Description of the task: Make an exact copy of the entries below with the pictures removed.

start Extracted information

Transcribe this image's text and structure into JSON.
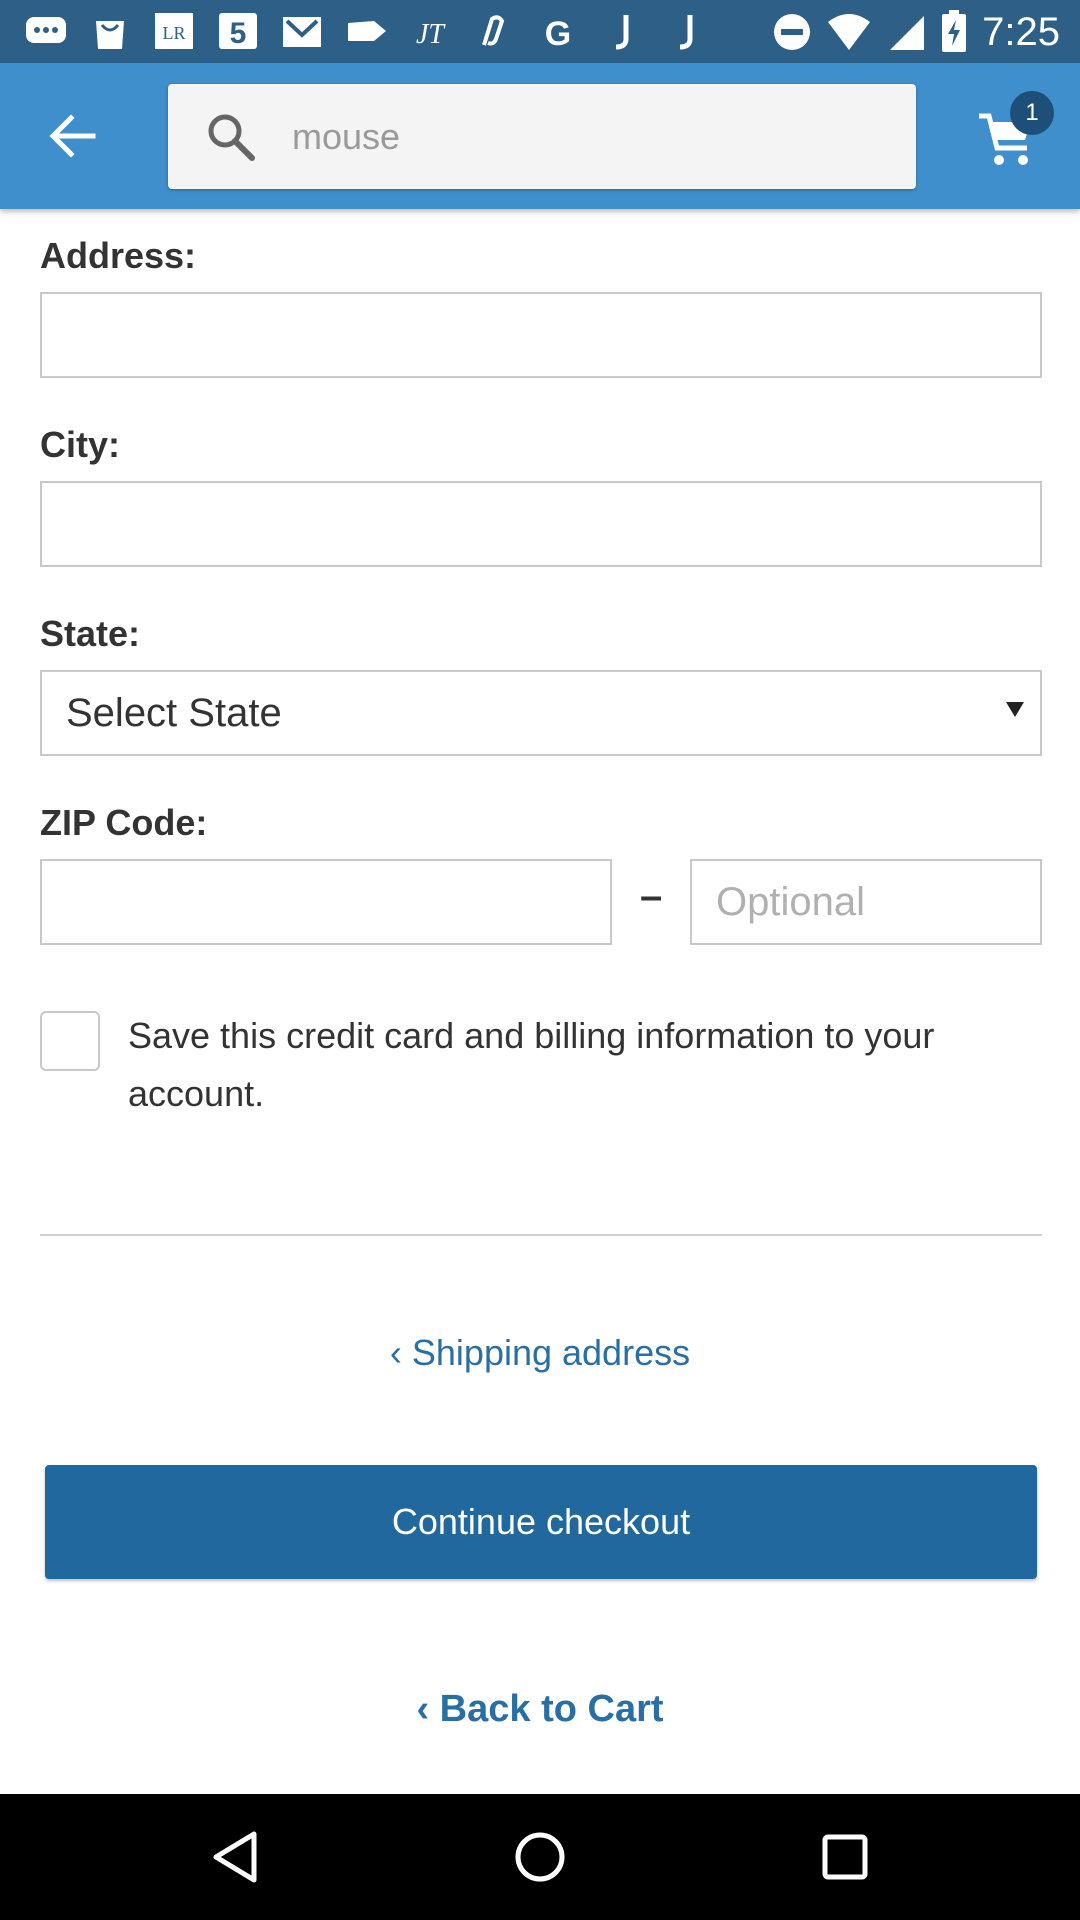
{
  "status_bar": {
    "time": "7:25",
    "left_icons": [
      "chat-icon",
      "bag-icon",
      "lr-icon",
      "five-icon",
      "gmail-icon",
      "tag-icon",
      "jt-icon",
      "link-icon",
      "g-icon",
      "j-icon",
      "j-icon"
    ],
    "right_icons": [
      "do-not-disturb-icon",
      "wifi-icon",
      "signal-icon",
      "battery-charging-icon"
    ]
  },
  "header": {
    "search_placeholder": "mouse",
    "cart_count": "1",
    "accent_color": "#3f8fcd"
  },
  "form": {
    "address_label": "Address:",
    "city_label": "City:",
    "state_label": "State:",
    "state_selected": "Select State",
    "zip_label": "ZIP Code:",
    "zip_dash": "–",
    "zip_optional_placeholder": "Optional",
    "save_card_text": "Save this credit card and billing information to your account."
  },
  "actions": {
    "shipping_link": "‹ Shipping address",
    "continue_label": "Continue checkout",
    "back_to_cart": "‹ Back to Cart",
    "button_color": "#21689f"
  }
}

end Extracted information

Exercise solution:
Transcribe this image's text and structure into JSON.
{
  "status_bar": {
    "time": "7:25",
    "left_icons": [
      "chat-icon",
      "bag-icon",
      "lr-icon",
      "five-icon",
      "gmail-icon",
      "tag-icon",
      "jt-icon",
      "link-icon",
      "g-icon",
      "j-icon",
      "j-icon"
    ],
    "right_icons": [
      "do-not-disturb-icon",
      "wifi-icon",
      "signal-icon",
      "battery-charging-icon"
    ]
  },
  "header": {
    "search_placeholder": "mouse",
    "cart_count": "1",
    "accent_color": "#3f8fcd"
  },
  "form": {
    "address_label": "Address:",
    "city_label": "City:",
    "state_label": "State:",
    "state_selected": "Select State",
    "zip_label": "ZIP Code:",
    "zip_dash": "–",
    "zip_optional_placeholder": "Optional",
    "save_card_text": "Save this credit card and billing information to your account."
  },
  "actions": {
    "shipping_link": "‹ Shipping address",
    "continue_label": "Continue checkout",
    "back_to_cart": "‹ Back to Cart",
    "button_color": "#21689f"
  }
}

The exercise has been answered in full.